[Extracted records]
-*-*-

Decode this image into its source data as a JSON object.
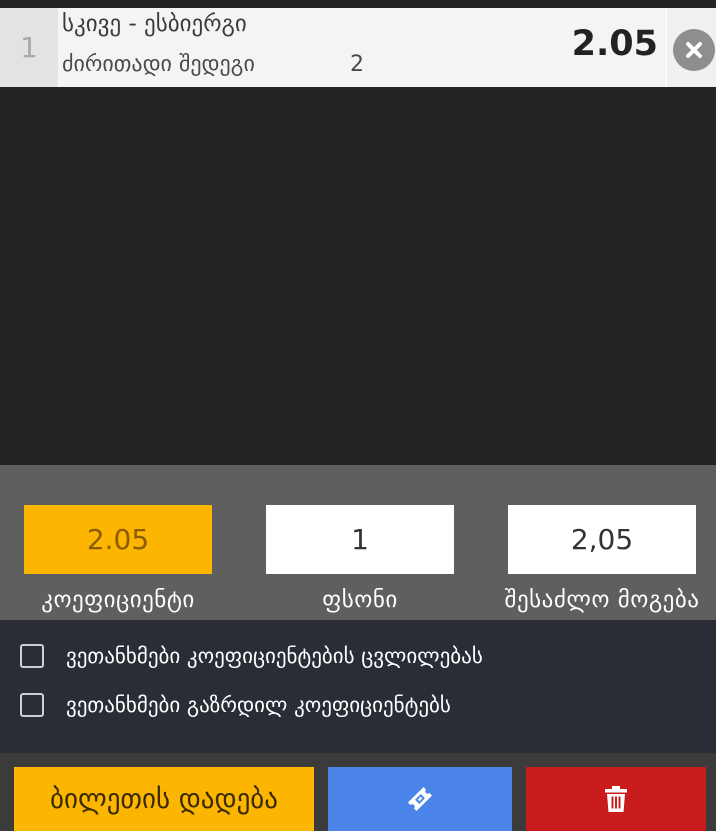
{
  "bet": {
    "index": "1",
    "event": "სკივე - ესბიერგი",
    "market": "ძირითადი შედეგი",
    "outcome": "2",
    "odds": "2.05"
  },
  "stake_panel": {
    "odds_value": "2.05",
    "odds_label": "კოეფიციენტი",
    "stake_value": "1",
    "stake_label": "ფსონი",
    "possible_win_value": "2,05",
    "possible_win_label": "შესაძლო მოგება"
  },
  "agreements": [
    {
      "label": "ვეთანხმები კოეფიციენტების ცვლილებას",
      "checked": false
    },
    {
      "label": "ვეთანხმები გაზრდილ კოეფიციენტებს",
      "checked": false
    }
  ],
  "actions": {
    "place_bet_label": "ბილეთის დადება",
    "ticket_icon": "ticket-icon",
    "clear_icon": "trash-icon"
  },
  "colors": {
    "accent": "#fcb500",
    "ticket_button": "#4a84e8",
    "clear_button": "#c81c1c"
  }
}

-*-*-

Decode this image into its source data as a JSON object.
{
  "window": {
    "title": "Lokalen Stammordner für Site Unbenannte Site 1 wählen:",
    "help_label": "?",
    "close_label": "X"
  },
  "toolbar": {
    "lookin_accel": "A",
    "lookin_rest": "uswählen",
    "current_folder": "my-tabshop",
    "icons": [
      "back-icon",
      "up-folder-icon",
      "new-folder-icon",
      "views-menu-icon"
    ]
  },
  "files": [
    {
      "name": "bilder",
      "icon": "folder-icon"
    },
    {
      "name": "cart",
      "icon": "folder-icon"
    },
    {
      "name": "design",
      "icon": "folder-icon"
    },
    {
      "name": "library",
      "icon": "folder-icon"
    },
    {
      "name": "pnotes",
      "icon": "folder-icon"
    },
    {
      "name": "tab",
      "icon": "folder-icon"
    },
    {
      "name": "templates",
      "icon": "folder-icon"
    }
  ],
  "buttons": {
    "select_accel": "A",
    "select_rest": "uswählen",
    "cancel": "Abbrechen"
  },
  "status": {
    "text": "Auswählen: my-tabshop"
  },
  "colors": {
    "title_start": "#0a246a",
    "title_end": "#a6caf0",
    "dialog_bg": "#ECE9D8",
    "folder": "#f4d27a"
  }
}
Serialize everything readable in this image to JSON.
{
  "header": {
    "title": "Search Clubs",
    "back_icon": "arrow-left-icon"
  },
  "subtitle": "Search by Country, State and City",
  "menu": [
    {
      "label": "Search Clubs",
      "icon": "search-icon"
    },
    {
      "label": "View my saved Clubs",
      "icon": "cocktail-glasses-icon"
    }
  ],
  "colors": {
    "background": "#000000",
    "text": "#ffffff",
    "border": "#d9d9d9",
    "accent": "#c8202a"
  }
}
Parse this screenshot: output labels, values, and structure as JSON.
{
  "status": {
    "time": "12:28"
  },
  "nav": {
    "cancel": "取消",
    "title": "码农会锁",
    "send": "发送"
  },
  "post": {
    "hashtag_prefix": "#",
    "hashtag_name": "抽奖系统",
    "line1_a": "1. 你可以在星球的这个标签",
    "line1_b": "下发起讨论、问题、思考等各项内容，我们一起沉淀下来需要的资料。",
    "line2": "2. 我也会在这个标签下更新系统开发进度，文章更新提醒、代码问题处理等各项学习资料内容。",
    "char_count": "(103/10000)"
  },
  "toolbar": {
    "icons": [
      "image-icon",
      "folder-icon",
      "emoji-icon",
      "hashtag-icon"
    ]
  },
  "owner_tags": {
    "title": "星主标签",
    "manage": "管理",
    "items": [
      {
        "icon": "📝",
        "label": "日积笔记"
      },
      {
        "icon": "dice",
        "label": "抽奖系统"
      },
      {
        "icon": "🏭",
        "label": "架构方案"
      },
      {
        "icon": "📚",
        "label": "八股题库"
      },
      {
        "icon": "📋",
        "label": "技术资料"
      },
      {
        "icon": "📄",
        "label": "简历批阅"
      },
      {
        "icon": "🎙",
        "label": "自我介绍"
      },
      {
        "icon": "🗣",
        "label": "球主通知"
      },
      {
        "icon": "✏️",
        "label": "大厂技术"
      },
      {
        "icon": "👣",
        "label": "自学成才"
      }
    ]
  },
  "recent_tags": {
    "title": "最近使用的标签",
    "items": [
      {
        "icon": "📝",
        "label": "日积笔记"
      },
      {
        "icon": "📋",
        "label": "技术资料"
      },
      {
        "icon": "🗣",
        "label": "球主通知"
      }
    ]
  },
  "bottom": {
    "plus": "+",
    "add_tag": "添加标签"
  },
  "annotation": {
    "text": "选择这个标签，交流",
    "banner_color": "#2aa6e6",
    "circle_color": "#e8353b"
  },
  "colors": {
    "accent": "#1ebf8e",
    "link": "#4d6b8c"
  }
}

-*-*-

**AIM OF THE EXERCISE:**
Work out how many lines of the listing above include the word "ვეთანხმები". Report only the number.

**RESPONSE TO THIS EXERCISE:**
2